--- start ---

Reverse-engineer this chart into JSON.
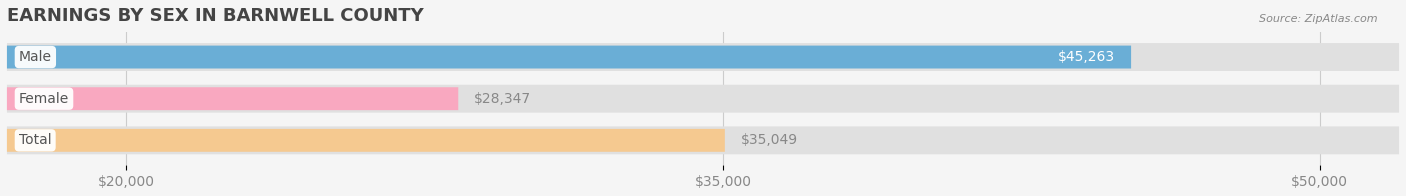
{
  "title": "EARNINGS BY SEX IN BARNWELL COUNTY",
  "source": "Source: ZipAtlas.com",
  "categories": [
    "Male",
    "Female",
    "Total"
  ],
  "values": [
    45263,
    28347,
    35049
  ],
  "bar_colors": [
    "#6aaed6",
    "#f9a8c0",
    "#f5c990"
  ],
  "label_colors": [
    "#ffffff",
    "#888888",
    "#888888"
  ],
  "value_labels": [
    "$45,263",
    "$28,347",
    "$35,049"
  ],
  "xmin": 17000,
  "xmax": 52000,
  "xticks": [
    20000,
    35000,
    50000
  ],
  "xtick_labels": [
    "$20,000",
    "$35,000",
    "$50,000"
  ],
  "background_color": "#f5f5f5",
  "title_fontsize": 13,
  "tick_fontsize": 10,
  "bar_label_fontsize": 10,
  "category_fontsize": 10
}
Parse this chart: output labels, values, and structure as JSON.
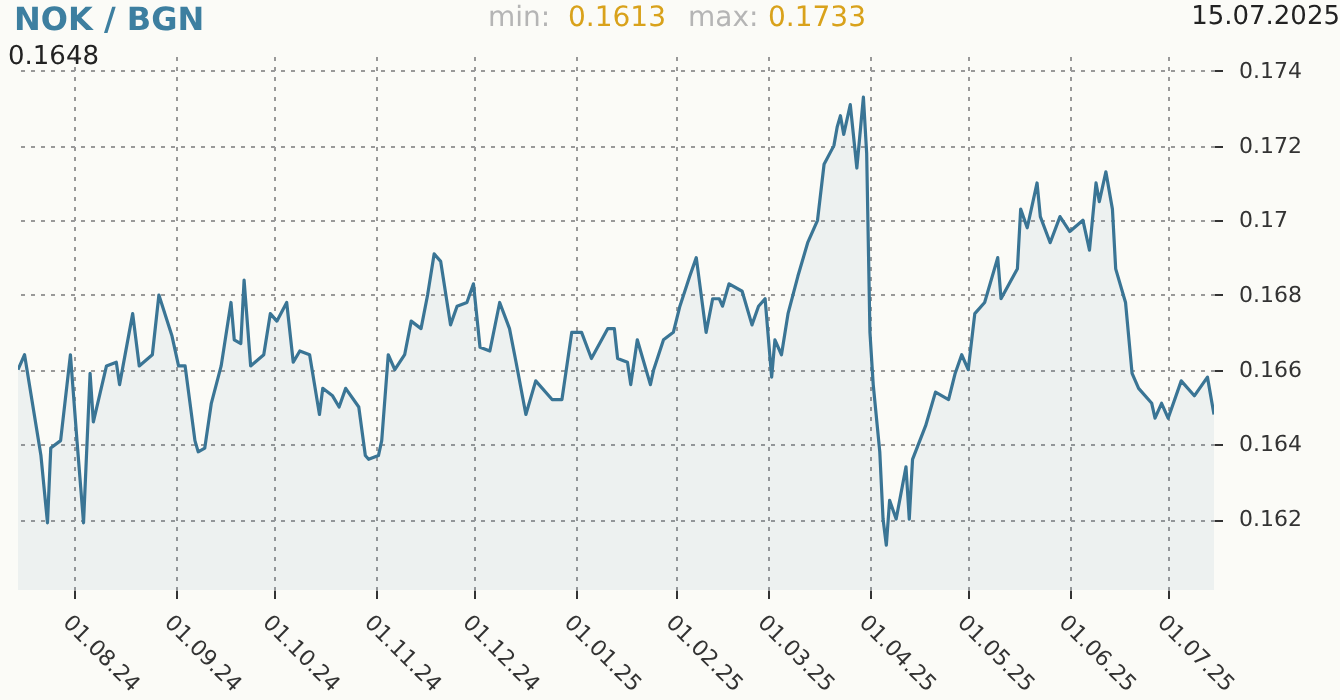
{
  "chart_data": {
    "type": "area",
    "title": "NOK / BGN",
    "annotations": [
      "0.1648",
      "min: 0.1613",
      "max: 0.1733",
      "15.07.2025"
    ],
    "x": [
      "2024-07-15",
      "2024-07-17",
      "2024-07-22",
      "2024-07-24",
      "2024-07-25",
      "2024-07-28",
      "2024-07-31",
      "2024-08-02",
      "2024-08-04",
      "2024-08-06",
      "2024-08-07",
      "2024-08-11",
      "2024-08-14",
      "2024-08-15",
      "2024-08-19",
      "2024-08-21",
      "2024-08-25",
      "2024-08-27",
      "2024-08-31",
      "2024-09-02",
      "2024-09-04",
      "2024-09-07",
      "2024-09-08",
      "2024-09-10",
      "2024-09-12",
      "2024-09-15",
      "2024-09-18",
      "2024-09-19",
      "2024-09-21",
      "2024-09-22",
      "2024-09-24",
      "2024-09-28",
      "2024-09-30",
      "2024-10-02",
      "2024-10-05",
      "2024-10-07",
      "2024-10-09",
      "2024-10-12",
      "2024-10-15",
      "2024-10-16",
      "2024-10-19",
      "2024-10-21",
      "2024-10-23",
      "2024-10-27",
      "2024-10-29",
      "2024-10-30",
      "2024-11-02",
      "2024-11-03",
      "2024-11-05",
      "2024-11-07",
      "2024-11-10",
      "2024-11-12",
      "2024-11-15",
      "2024-11-17",
      "2024-11-19",
      "2024-11-21",
      "2024-11-24",
      "2024-11-26",
      "2024-11-29",
      "2024-12-01",
      "2024-12-03",
      "2024-12-06",
      "2024-12-09",
      "2024-12-12",
      "2024-12-14",
      "2024-12-17",
      "2024-12-20",
      "2024-12-25",
      "2024-12-28",
      "2024-12-31",
      "2025-01-03",
      "2025-01-06",
      "2025-01-11",
      "2025-01-13",
      "2025-01-14",
      "2025-01-17",
      "2025-01-18",
      "2025-01-20",
      "2025-01-22",
      "2025-01-24",
      "2025-01-25",
      "2025-01-28",
      "2025-01-31",
      "2025-02-02",
      "2025-02-05",
      "2025-02-07",
      "2025-02-10",
      "2025-02-12",
      "2025-02-14",
      "2025-02-15",
      "2025-02-17",
      "2025-02-21",
      "2025-02-24",
      "2025-02-26",
      "2025-02-28",
      "2025-03-02",
      "2025-03-03",
      "2025-03-05",
      "2025-03-07",
      "2025-03-10",
      "2025-03-13",
      "2025-03-16",
      "2025-03-18",
      "2025-03-21",
      "2025-03-22",
      "2025-03-23",
      "2025-03-24",
      "2025-03-26",
      "2025-03-28",
      "2025-03-30",
      "2025-03-31",
      "2025-04-01",
      "2025-04-02",
      "2025-04-04",
      "2025-04-05",
      "2025-04-06",
      "2025-04-07",
      "2025-04-09",
      "2025-04-12",
      "2025-04-13",
      "2025-04-14",
      "2025-04-18",
      "2025-04-21",
      "2025-04-25",
      "2025-04-27",
      "2025-04-29",
      "2025-05-01",
      "2025-05-03",
      "2025-05-06",
      "2025-05-10",
      "2025-05-11",
      "2025-05-16",
      "2025-05-17",
      "2025-05-19",
      "2025-05-22",
      "2025-05-23",
      "2025-05-26",
      "2025-05-29",
      "2025-06-01",
      "2025-06-05",
      "2025-06-07",
      "2025-06-09",
      "2025-06-10",
      "2025-06-12",
      "2025-06-14",
      "2025-06-15",
      "2025-06-18",
      "2025-06-20",
      "2025-06-22",
      "2025-06-26",
      "2025-06-27",
      "2025-06-29",
      "2025-07-01",
      "2025-07-05",
      "2025-07-09",
      "2025-07-13",
      "2025-07-15"
    ],
    "series": [
      {
        "color": "#3a7595",
        "values": [
          0.166,
          0.1664,
          0.1637,
          0.1619,
          0.1639,
          0.1641,
          0.1664,
          0.1641,
          0.1619,
          0.1659,
          0.1646,
          0.1661,
          0.1662,
          0.1656,
          0.1675,
          0.1661,
          0.1664,
          0.168,
          0.1669,
          0.1661,
          0.1661,
          0.1641,
          0.1638,
          0.1639,
          0.1651,
          0.1661,
          0.1678,
          0.1668,
          0.1667,
          0.1684,
          0.1661,
          0.1664,
          0.1675,
          0.1673,
          0.1678,
          0.1662,
          0.1665,
          0.1664,
          0.1648,
          0.1655,
          0.1653,
          0.165,
          0.1655,
          0.165,
          0.1637,
          0.1636,
          0.1637,
          0.1641,
          0.1664,
          0.166,
          0.1664,
          0.1673,
          0.1671,
          0.168,
          0.1691,
          0.1689,
          0.1672,
          0.1677,
          0.1678,
          0.1683,
          0.1666,
          0.1665,
          0.1678,
          0.1671,
          0.1662,
          0.1648,
          0.1657,
          0.1652,
          0.1652,
          0.167,
          0.167,
          0.1663,
          0.1671,
          0.1671,
          0.1663,
          0.1662,
          0.1656,
          0.1668,
          0.1662,
          0.1656,
          0.166,
          0.1668,
          0.167,
          0.1677,
          0.1685,
          0.169,
          0.167,
          0.1679,
          0.1679,
          0.1677,
          0.1683,
          0.1681,
          0.1672,
          0.1677,
          0.1679,
          0.1658,
          0.1668,
          0.1664,
          0.1675,
          0.1685,
          0.1694,
          0.17,
          0.1715,
          0.172,
          0.1725,
          0.1728,
          0.1723,
          0.1731,
          0.1714,
          0.1733,
          0.1718,
          0.167,
          0.1656,
          0.1638,
          0.162,
          0.1613,
          0.1625,
          0.162,
          0.1634,
          0.162,
          0.1636,
          0.1645,
          0.1654,
          0.1652,
          0.1659,
          0.1664,
          0.166,
          0.1675,
          0.1678,
          0.169,
          0.1679,
          0.1687,
          0.1703,
          0.1698,
          0.171,
          0.1701,
          0.1694,
          0.1701,
          0.1697,
          0.17,
          0.1692,
          0.171,
          0.1705,
          0.1713,
          0.1703,
          0.1687,
          0.1678,
          0.1659,
          0.1655,
          0.1651,
          0.1647,
          0.1651,
          0.1647,
          0.1657,
          0.1653,
          0.1658,
          0.1648
        ]
      }
    ],
    "xlim": [
      "2024-07-15",
      "2025-07-15"
    ],
    "xticks": [
      {
        "value": "2024-08-01",
        "label": "01.08.24"
      },
      {
        "value": "2024-09-01",
        "label": "01.09.24"
      },
      {
        "value": "2024-10-01",
        "label": "01.10.24"
      },
      {
        "value": "2024-11-01",
        "label": "01.11.24"
      },
      {
        "value": "2024-12-01",
        "label": "01.12.24"
      },
      {
        "value": "2025-01-01",
        "label": "01.01.25"
      },
      {
        "value": "2025-02-01",
        "label": "01.02.25"
      },
      {
        "value": "2025-03-01",
        "label": "01.03.25"
      },
      {
        "value": "2025-04-01",
        "label": "01.04.25"
      },
      {
        "value": "2025-05-01",
        "label": "01.05.25"
      },
      {
        "value": "2025-06-01",
        "label": "01.06.25"
      },
      {
        "value": "2025-07-01",
        "label": "01.07.25"
      }
    ],
    "ylim": [
      0.1601,
      0.1744
    ],
    "yticks": [
      {
        "value": 0.162,
        "label": "0.162"
      },
      {
        "value": 0.164,
        "label": "0.164"
      },
      {
        "value": 0.166,
        "label": "0.166"
      },
      {
        "value": 0.168,
        "label": "0.168"
      },
      {
        "value": 0.17,
        "label": "0.17"
      },
      {
        "value": 0.172,
        "label": "0.172"
      },
      {
        "value": 0.174,
        "label": "0.174"
      }
    ],
    "grid": true,
    "line_style": "solid",
    "marker": "none"
  }
}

--- end ---

Choose all lines containing the string "this" and copy them out.

Reverse-engineer this chart into JSON.
Parse this chart: output labels, values, and structure as JSON.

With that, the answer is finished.